### Work instructions
Carry none of the pictures over; set down the material below exactly.

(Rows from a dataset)
□ □ □

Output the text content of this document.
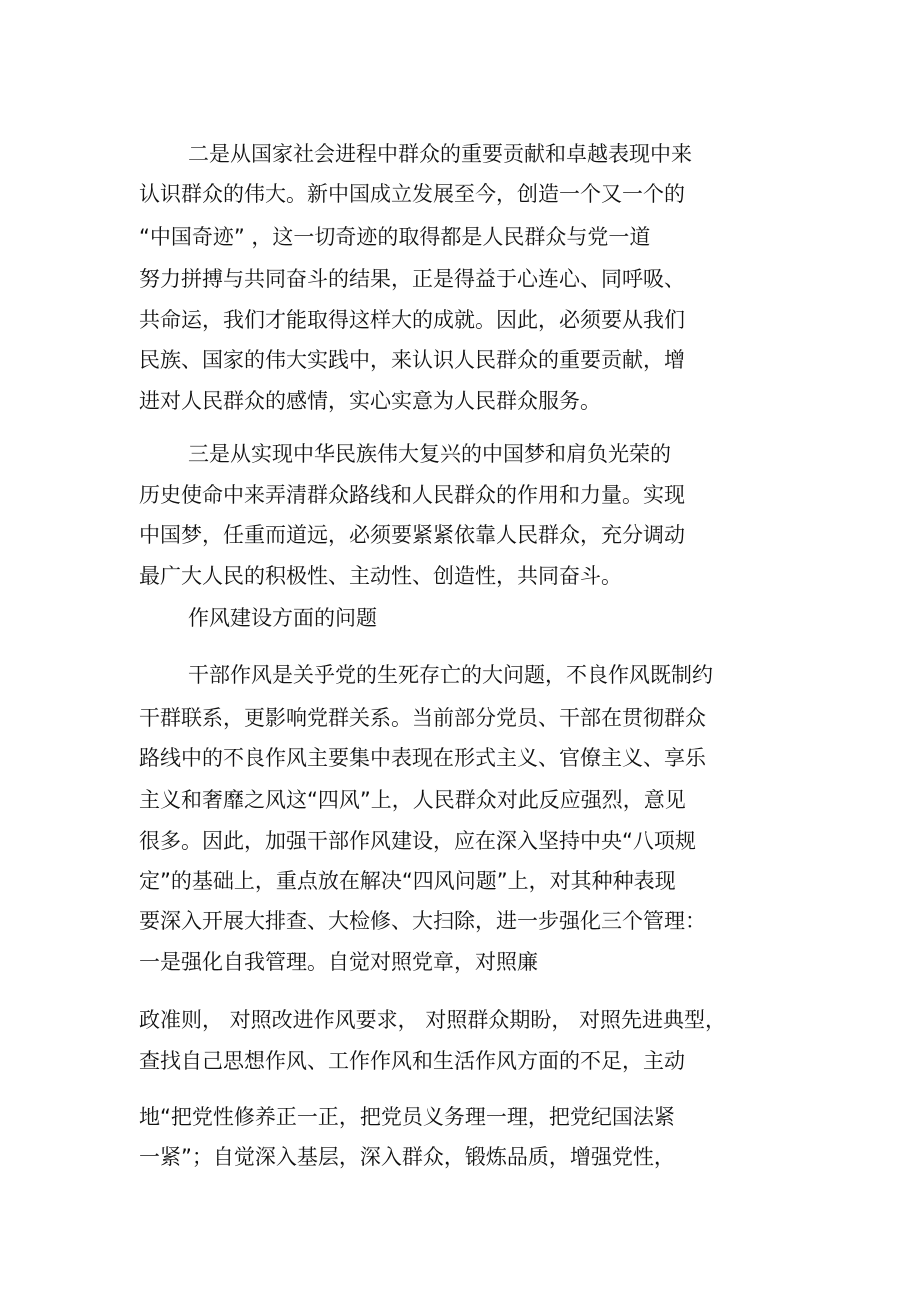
二是从国家社会进程中群众的重要贡献和卓越表现中来
认识群众的伟大。新中国成立发展至今，创造一个又一个的
“中国奇迹” ，这一切奇迹的取得都是人民群众与党一道
努力拼搏与共同奋斗的结果，正是得益于心连心、同呼吸、
共命运，我们才能取得这样大的成就。因此，必须要从我们
民族、国家的伟大实践中，来认识人民群众的重要贡献，增
进对人民群众的感情，实心实意为人民群众服务。
三是从实现中华民族伟大复兴的中国梦和肩负光荣的
历史使命中来弄清群众路线和人民群众的作用和力量。实现
中国梦，任重而道远，必须要紧紧依靠人民群众，充分调动
最广大人民的积极性、主动性、创造性，共同奋斗。
作风建设方面的问题
干部作风是关乎党的生死存亡的大问题，不良作风既制约
干群联系，更影响党群关系。当前部分党员、干部在贯彻群众
路线中的不良作风主要集中表现在形式主义、官僚主义、享乐
主义和奢靡之风这“四风”上，人民群众对此反应强烈，意见
很多。因此，加强干部作风建设，应在深入坚持中央“八项规
定”的基础上，重点放在解决“四风问题”上，对其种种表现
要深入开展大排查、大检修、大扫除，进一步强化三个管理：
一是强化自我管理。自觉对照党章，对照廉
政准则， 对照改进作风要求， 对照群众期盼， 对照先进典型，
查找自己思想作风、工作作风和生活作风方面的不足，主动
地“把党性修养正一正，把党员义务理一理，把党纪国法紧
一紧”；自觉深入基层，深入群众，锻炼品质，增强党性，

□ □ □

### Exercise result
Output the text content of this document.
二是从国家社会进程中群众的重要贡献和卓越表现中来
认识群众的伟大。新中国成立发展至今，创造一个又一个的
“中国奇迹” ，这一切奇迹的取得都是人民群众与党一道
努力拼搏与共同奋斗的结果，正是得益于心连心、同呼吸、
共命运，我们才能取得这样大的成就。因此，必须要从我们
民族、国家的伟大实践中，来认识人民群众的重要贡献，增
进对人民群众的感情，实心实意为人民群众服务。
三是从实现中华民族伟大复兴的中国梦和肩负光荣的
历史使命中来弄清群众路线和人民群众的作用和力量。实现
中国梦，任重而道远，必须要紧紧依靠人民群众，充分调动
最广大人民的积极性、主动性、创造性，共同奋斗。
作风建设方面的问题
干部作风是关乎党的生死存亡的大问题，不良作风既制约
干群联系，更影响党群关系。当前部分党员、干部在贯彻群众
路线中的不良作风主要集中表现在形式主义、官僚主义、享乐
主义和奢靡之风这“四风”上，人民群众对此反应强烈，意见
很多。因此，加强干部作风建设，应在深入坚持中央“八项规
定”的基础上，重点放在解决“四风问题”上，对其种种表现
要深入开展大排查、大检修、大扫除，进一步强化三个管理：
一是强化自我管理。自觉对照党章，对照廉
政准则， 对照改进作风要求， 对照群众期盼， 对照先进典型，
查找自己思想作风、工作作风和生活作风方面的不足，主动
地“把党性修养正一正，把党员义务理一理，把党纪国法紧
一紧”；自觉深入基层，深入群众，锻炼品质，增强党性，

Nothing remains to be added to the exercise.